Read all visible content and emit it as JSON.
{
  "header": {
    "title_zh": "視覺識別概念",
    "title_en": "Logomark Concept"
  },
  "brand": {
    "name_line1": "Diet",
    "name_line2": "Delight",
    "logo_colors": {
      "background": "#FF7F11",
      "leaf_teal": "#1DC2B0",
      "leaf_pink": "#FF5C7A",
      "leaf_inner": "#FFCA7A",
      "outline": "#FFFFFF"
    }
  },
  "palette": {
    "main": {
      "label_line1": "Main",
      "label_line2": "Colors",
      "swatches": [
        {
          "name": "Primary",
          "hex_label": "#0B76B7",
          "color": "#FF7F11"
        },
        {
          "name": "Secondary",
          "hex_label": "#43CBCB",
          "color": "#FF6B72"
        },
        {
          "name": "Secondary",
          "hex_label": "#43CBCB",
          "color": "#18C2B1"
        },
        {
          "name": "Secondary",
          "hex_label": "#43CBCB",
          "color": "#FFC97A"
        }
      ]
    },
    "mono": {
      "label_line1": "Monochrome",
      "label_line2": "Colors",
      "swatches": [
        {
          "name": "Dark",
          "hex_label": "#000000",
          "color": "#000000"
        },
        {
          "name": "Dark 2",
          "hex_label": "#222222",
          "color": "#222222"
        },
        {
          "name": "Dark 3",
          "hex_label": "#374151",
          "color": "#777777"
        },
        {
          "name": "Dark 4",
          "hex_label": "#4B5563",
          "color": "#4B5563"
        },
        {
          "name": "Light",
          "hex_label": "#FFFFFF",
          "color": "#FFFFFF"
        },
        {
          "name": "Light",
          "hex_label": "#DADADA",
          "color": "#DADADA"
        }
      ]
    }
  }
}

[Exercise objective]: Gather every line from the listing above in which "Dark" appears, and copy those lines.

[Written response]:
          "name": "Dark",
          "name": "Dark 2",
          "name": "Dark 3",
          "name": "Dark 4",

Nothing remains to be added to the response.